> THE PROBLEM
All lines below containing "icon" are to be listed.

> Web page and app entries
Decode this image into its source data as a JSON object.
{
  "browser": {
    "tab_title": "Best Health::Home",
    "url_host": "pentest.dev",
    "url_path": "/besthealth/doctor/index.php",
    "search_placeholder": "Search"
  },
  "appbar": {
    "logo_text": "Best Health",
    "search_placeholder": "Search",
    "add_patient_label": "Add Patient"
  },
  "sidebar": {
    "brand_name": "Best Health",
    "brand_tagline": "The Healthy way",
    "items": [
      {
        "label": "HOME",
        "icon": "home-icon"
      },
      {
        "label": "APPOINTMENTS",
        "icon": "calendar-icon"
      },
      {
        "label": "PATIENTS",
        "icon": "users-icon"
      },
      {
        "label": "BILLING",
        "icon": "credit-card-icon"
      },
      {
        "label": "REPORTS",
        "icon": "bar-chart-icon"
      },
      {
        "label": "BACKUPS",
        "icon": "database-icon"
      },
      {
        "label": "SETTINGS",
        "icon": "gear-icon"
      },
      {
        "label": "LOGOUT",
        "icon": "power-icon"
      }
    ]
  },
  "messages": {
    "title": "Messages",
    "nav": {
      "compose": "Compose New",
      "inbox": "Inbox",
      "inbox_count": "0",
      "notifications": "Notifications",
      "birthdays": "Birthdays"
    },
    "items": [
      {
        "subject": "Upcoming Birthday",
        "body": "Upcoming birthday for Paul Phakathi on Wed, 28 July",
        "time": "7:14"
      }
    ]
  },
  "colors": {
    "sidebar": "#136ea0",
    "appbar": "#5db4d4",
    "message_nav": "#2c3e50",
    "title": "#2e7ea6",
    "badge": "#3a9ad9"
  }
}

> RESPONSE FOR THIS EXERCISE
        "icon": "home-icon"
        "icon": "calendar-icon"
        "icon": "users-icon"
        "icon": "credit-card-icon"
        "icon": "bar-chart-icon"
        "icon": "database-icon"
        "icon": "gear-icon"
        "icon": "power-icon"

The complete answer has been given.